[Stored records]
* begin *
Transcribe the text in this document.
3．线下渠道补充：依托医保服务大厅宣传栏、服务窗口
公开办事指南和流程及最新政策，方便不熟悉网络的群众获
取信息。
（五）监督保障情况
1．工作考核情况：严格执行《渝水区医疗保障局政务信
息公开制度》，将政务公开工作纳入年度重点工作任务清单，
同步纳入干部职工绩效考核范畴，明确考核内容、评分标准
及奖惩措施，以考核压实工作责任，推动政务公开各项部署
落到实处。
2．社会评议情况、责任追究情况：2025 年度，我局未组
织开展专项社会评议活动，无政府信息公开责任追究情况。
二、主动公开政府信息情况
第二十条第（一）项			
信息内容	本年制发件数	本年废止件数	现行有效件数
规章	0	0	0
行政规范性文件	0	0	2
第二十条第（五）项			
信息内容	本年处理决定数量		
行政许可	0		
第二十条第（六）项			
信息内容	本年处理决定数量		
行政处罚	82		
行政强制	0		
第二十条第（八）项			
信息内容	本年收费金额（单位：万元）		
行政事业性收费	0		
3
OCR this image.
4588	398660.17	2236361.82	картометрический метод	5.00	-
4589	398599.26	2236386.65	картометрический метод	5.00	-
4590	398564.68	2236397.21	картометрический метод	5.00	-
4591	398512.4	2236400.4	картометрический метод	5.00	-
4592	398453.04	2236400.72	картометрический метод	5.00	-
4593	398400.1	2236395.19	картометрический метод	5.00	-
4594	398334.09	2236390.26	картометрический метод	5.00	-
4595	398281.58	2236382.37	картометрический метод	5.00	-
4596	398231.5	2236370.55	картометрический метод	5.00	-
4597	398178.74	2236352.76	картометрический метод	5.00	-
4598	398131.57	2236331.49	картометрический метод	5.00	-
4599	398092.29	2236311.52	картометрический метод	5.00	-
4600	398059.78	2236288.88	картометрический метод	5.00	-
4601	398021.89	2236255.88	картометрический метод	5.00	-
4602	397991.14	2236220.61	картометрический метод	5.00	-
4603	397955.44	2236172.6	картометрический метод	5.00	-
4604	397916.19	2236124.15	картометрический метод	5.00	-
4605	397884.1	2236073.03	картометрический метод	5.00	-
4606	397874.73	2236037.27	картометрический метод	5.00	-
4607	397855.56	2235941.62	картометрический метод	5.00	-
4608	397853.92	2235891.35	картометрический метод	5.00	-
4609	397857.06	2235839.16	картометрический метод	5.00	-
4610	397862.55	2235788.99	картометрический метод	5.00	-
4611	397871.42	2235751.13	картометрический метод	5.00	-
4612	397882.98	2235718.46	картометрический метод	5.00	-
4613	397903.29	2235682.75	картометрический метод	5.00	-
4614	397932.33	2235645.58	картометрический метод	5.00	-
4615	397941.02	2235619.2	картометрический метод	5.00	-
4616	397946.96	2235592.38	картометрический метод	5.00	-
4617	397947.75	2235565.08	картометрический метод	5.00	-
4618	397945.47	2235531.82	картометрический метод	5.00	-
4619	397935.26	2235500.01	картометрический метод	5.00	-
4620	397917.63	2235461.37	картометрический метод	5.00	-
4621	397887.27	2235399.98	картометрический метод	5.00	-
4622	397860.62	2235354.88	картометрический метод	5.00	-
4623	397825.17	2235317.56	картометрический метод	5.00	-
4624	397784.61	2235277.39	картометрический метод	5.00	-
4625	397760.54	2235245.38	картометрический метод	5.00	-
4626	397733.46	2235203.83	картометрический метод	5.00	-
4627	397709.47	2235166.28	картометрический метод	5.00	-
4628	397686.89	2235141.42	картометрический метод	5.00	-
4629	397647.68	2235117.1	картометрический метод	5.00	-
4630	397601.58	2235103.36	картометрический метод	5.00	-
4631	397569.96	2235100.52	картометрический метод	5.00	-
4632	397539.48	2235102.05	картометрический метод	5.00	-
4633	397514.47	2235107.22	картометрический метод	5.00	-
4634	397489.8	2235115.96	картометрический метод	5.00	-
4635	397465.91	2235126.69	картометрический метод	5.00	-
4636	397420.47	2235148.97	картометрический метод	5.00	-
* end *
■ What the exercise asks ■
Print out every record again, exactly and in full.

■ Exercise response ■
Transcribe the text in this document.
3．线下渠道补充：依托医保服务大厅宣传栏、服务窗口
公开办事指南和流程及最新政策，方便不熟悉网络的群众获
取信息。
（五）监督保障情况
1．工作考核情况：严格执行《渝水区医疗保障局政务信
息公开制度》，将政务公开工作纳入年度重点工作任务清单，
同步纳入干部职工绩效考核范畴，明确考核内容、评分标准
及奖惩措施，以考核压实工作责任，推动政务公开各项部署
落到实处。
2．社会评议情况、责任追究情况：2025 年度，我局未组
织开展专项社会评议活动，无政府信息公开责任追究情况。
二、主动公开政府信息情况
第二十条第（一）项			
信息内容	本年制发件数	本年废止件数	现行有效件数
规章	0	0	0
行政规范性文件	0	0	2
第二十条第（五）项			
信息内容	本年处理决定数量		
行政许可	0		
第二十条第（六）项			
信息内容	本年处理决定数量		
行政处罚	82		
行政强制	0		
第二十条第（八）项			
信息内容	本年收费金额（单位：万元）		
行政事业性收费	0		
3
OCR this image.
4588	398660.17	2236361.82	картометрический метод	5.00	-
4589	398599.26	2236386.65	картометрический метод	5.00	-
4590	398564.68	2236397.21	картометрический метод	5.00	-
4591	398512.4	2236400.4	картометрический метод	5.00	-
4592	398453.04	2236400.72	картометрический метод	5.00	-
4593	398400.1	2236395.19	картометрический метод	5.00	-
4594	398334.09	2236390.26	картометрический метод	5.00	-
4595	398281.58	2236382.37	картометрический метод	5.00	-
4596	398231.5	2236370.55	картометрический метод	5.00	-
4597	398178.74	2236352.76	картометрический метод	5.00	-
4598	398131.57	2236331.49	картометрический метод	5.00	-
4599	398092.29	2236311.52	картометрический метод	5.00	-
4600	398059.78	2236288.88	картометрический метод	5.00	-
4601	398021.89	2236255.88	картометрический метод	5.00	-
4602	397991.14	2236220.61	картометрический метод	5.00	-
4603	397955.44	2236172.6	картометрический метод	5.00	-
4604	397916.19	2236124.15	картометрический метод	5.00	-
4605	397884.1	2236073.03	картометрический метод	5.00	-
4606	397874.73	2236037.27	картометрический метод	5.00	-
4607	397855.56	2235941.62	картометрический метод	5.00	-
4608	397853.92	2235891.35	картометрический метод	5.00	-
4609	397857.06	2235839.16	картометрический метод	5.00	-
4610	397862.55	2235788.99	картометрический метод	5.00	-
4611	397871.42	2235751.13	картометрический метод	5.00	-
4612	397882.98	2235718.46	картометрический метод	5.00	-
4613	397903.29	2235682.75	картометрический метод	5.00	-
4614	397932.33	2235645.58	картометрический метод	5.00	-
4615	397941.02	2235619.2	картометрический метод	5.00	-
4616	397946.96	2235592.38	картометрический метод	5.00	-
4617	397947.75	2235565.08	картометрический метод	5.00	-
4618	397945.47	2235531.82	картометрический метод	5.00	-
4619	397935.26	2235500.01	картометрический метод	5.00	-
4620	397917.63	2235461.37	картометрический метод	5.00	-
4621	397887.27	2235399.98	картометрический метод	5.00	-
4622	397860.62	2235354.88	картометрический метод	5.00	-
4623	397825.17	2235317.56	картометрический метод	5.00	-
4624	397784.61	2235277.39	картометрический метод	5.00	-
4625	397760.54	2235245.38	картометрический метод	5.00	-
4626	397733.46	2235203.83	картометрический метод	5.00	-
4627	397709.47	2235166.28	картометрический метод	5.00	-
4628	397686.89	2235141.42	картометрический метод	5.00	-
4629	397647.68	2235117.1	картометрический метод	5.00	-
4630	397601.58	2235103.36	картометрический метод	5.00	-
4631	397569.96	2235100.52	картометрический метод	5.00	-
4632	397539.48	2235102.05	картометрический метод	5.00	-
4633	397514.47	2235107.22	картометрический метод	5.00	-
4634	397489.8	2235115.96	картометрический метод	5.00	-
4635	397465.91	2235126.69	картометрический метод	5.00	-
4636	397420.47	2235148.97	картометрический метод	5.00	-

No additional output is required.